▶ **Work required**
Collect every line of the records below that contains the word "Inspect".
-- Start Records --
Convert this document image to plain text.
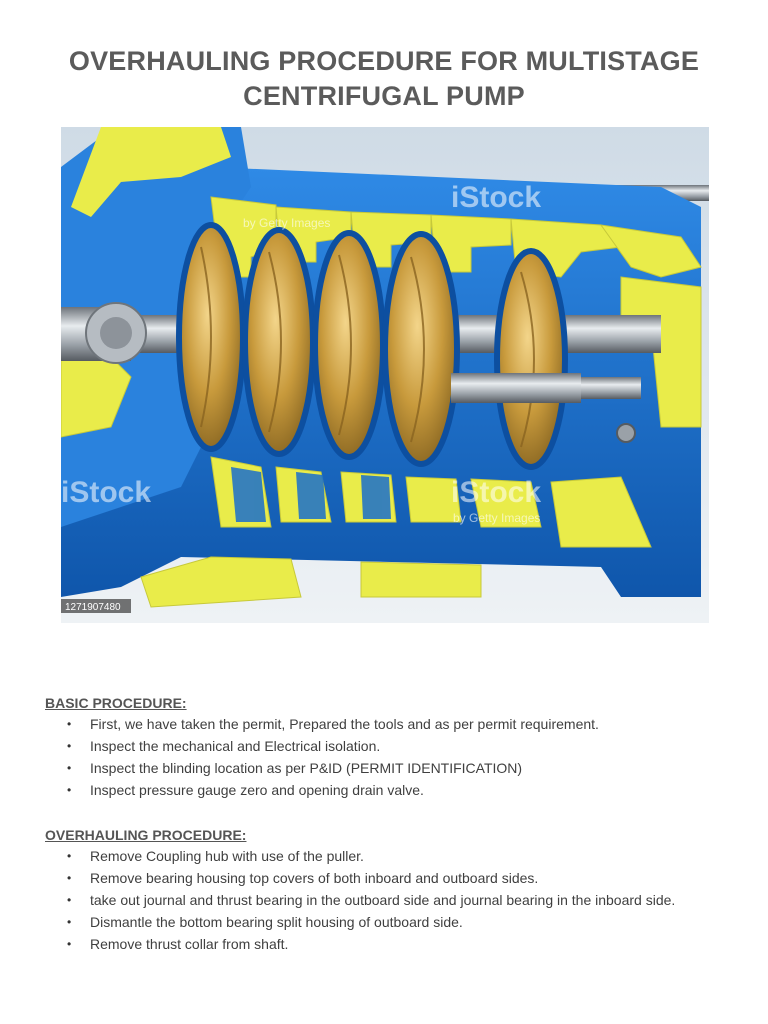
OVERHAULING PROCEDURE FOR MULTISTAGE
CENTRIFUGAL PUMP
iStock
iStock
iStock
by Getty Images
by Getty Images
1271907480
BASIC PROCEDURE:
• First, we have taken the permit, Prepared the tools and as per permit requirement.
• Inspect the mechanical and Electrical isolation.
• Inspect the blinding location as per P&ID (PERMIT IDENTIFICATION)
• Inspect pressure gauge zero and opening drain valve.
OVERHAULING PROCEDURE:
• Remove Coupling hub with use of the puller.
• Remove bearing housing top covers of both inboard and outboard sides.
• take out journal and thrust bearing in the outboard side and journal bearing in the inboard side.
• Dismantle the bottom bearing split housing of outboard side.
• Remove thrust collar from shaft.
-- End Records --
▶ **Exercise response**
• Inspect the mechanical and Electrical isolation.
• Inspect the blinding location as per P&ID (PERMIT IDENTIFICATION)
• Inspect pressure gauge zero and opening drain valve.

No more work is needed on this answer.